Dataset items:
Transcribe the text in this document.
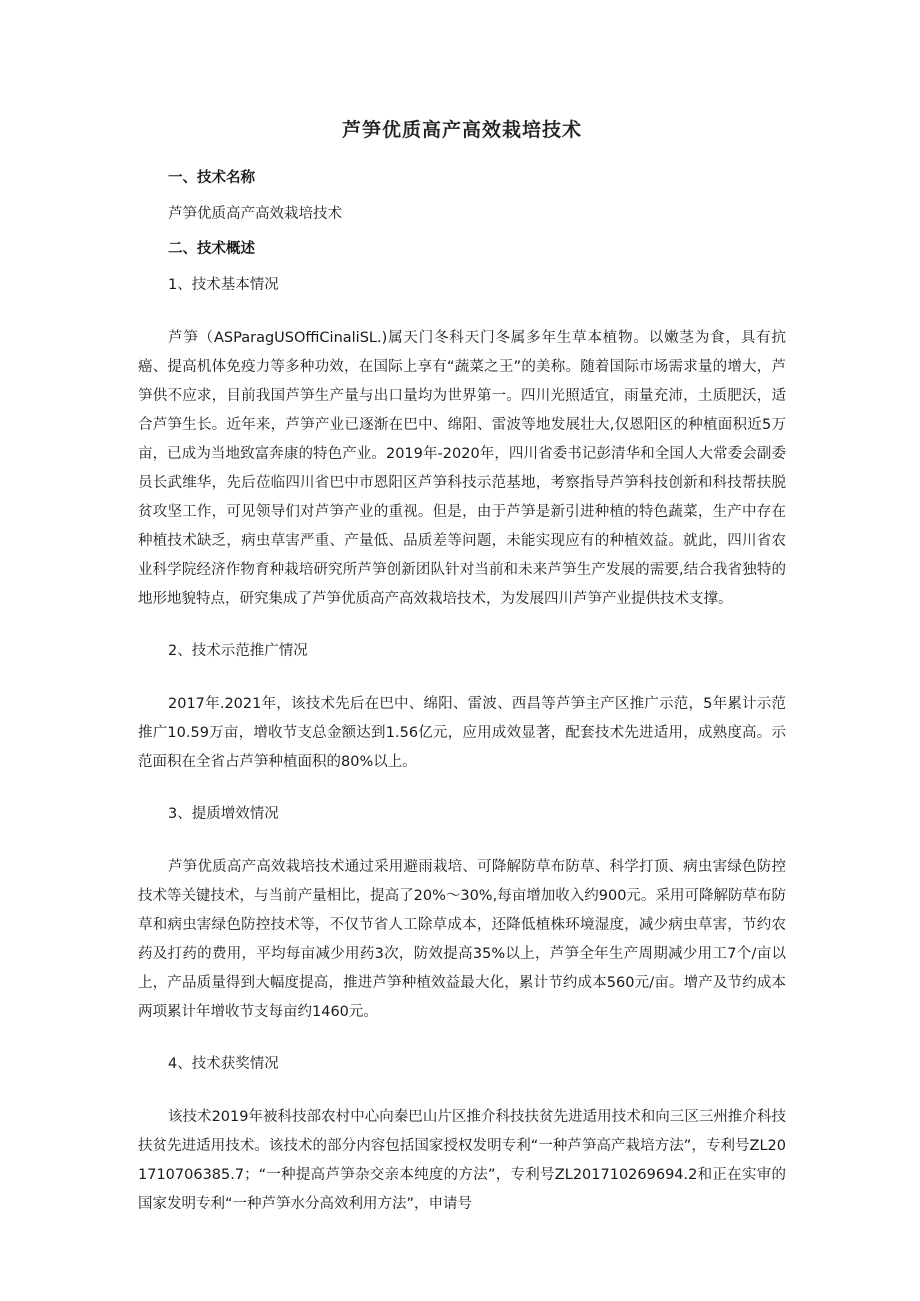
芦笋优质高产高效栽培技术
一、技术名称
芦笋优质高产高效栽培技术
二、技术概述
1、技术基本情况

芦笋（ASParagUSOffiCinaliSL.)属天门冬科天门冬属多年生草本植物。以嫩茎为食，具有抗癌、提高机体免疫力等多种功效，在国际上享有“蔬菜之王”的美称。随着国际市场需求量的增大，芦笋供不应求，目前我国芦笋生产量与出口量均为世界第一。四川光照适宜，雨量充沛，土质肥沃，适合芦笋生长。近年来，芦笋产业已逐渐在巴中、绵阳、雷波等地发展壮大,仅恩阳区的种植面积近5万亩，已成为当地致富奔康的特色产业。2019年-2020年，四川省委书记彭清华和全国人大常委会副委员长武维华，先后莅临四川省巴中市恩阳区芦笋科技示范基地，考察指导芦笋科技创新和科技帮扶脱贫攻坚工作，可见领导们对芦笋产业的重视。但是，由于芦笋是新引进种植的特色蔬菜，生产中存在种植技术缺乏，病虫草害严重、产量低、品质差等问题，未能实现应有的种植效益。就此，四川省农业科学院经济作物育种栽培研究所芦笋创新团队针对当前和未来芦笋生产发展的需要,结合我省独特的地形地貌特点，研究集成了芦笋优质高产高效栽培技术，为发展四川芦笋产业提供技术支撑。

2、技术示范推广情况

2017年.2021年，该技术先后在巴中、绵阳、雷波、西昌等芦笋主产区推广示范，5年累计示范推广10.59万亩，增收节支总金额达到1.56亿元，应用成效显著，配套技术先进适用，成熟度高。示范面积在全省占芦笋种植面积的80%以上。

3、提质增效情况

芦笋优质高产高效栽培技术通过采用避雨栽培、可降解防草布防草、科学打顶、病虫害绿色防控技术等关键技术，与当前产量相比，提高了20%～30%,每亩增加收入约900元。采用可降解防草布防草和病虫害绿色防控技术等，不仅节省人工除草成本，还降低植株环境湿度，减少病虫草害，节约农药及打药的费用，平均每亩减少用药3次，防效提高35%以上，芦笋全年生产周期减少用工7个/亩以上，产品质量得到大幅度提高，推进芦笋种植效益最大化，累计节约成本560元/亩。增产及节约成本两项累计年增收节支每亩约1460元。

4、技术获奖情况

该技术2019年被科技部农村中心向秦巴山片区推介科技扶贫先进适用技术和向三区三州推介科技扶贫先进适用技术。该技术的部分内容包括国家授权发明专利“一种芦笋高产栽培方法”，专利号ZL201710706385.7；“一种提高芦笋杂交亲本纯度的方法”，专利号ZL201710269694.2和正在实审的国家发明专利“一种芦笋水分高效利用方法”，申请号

* **Given problem**:
Without including any pictures, please restate all the records exactly.

* **Answer below**:
Transcribe the text in this document.
芦笋优质高产高效栽培技术
一、技术名称
芦笋优质高产高效栽培技术
二、技术概述
1、技术基本情况

芦笋（ASParagUSOffiCinaliSL.)属天门冬科天门冬属多年生草本植物。以嫩茎为食，具有抗癌、提高机体免疫力等多种功效，在国际上享有“蔬菜之王”的美称。随着国际市场需求量的增大，芦笋供不应求，目前我国芦笋生产量与出口量均为世界第一。四川光照适宜，雨量充沛，土质肥沃，适合芦笋生长。近年来，芦笋产业已逐渐在巴中、绵阳、雷波等地发展壮大,仅恩阳区的种植面积近5万亩，已成为当地致富奔康的特色产业。2019年-2020年，四川省委书记彭清华和全国人大常委会副委员长武维华，先后莅临四川省巴中市恩阳区芦笋科技示范基地，考察指导芦笋科技创新和科技帮扶脱贫攻坚工作，可见领导们对芦笋产业的重视。但是，由于芦笋是新引进种植的特色蔬菜，生产中存在种植技术缺乏，病虫草害严重、产量低、品质差等问题，未能实现应有的种植效益。就此，四川省农业科学院经济作物育种栽培研究所芦笋创新团队针对当前和未来芦笋生产发展的需要,结合我省独特的地形地貌特点，研究集成了芦笋优质高产高效栽培技术，为发展四川芦笋产业提供技术支撑。

2、技术示范推广情况

2017年.2021年，该技术先后在巴中、绵阳、雷波、西昌等芦笋主产区推广示范，5年累计示范推广10.59万亩，增收节支总金额达到1.56亿元，应用成效显著，配套技术先进适用，成熟度高。示范面积在全省占芦笋种植面积的80%以上。

3、提质增效情况

芦笋优质高产高效栽培技术通过采用避雨栽培、可降解防草布防草、科学打顶、病虫害绿色防控技术等关键技术，与当前产量相比，提高了20%～30%,每亩增加收入约900元。采用可降解防草布防草和病虫害绿色防控技术等，不仅节省人工除草成本，还降低植株环境湿度，减少病虫草害，节约农药及打药的费用，平均每亩减少用药3次，防效提高35%以上，芦笋全年生产周期减少用工7个/亩以上，产品质量得到大幅度提高，推进芦笋种植效益最大化，累计节约成本560元/亩。增产及节约成本两项累计年增收节支每亩约1460元。

4、技术获奖情况

该技术2019年被科技部农村中心向秦巴山片区推介科技扶贫先进适用技术和向三区三州推介科技扶贫先进适用技术。该技术的部分内容包括国家授权发明专利“一种芦笋高产栽培方法”，专利号ZL201710706385.7；“一种提高芦笋杂交亲本纯度的方法”，专利号ZL201710269694.2和正在实审的国家发明专利“一种芦笋水分高效利用方法”，申请号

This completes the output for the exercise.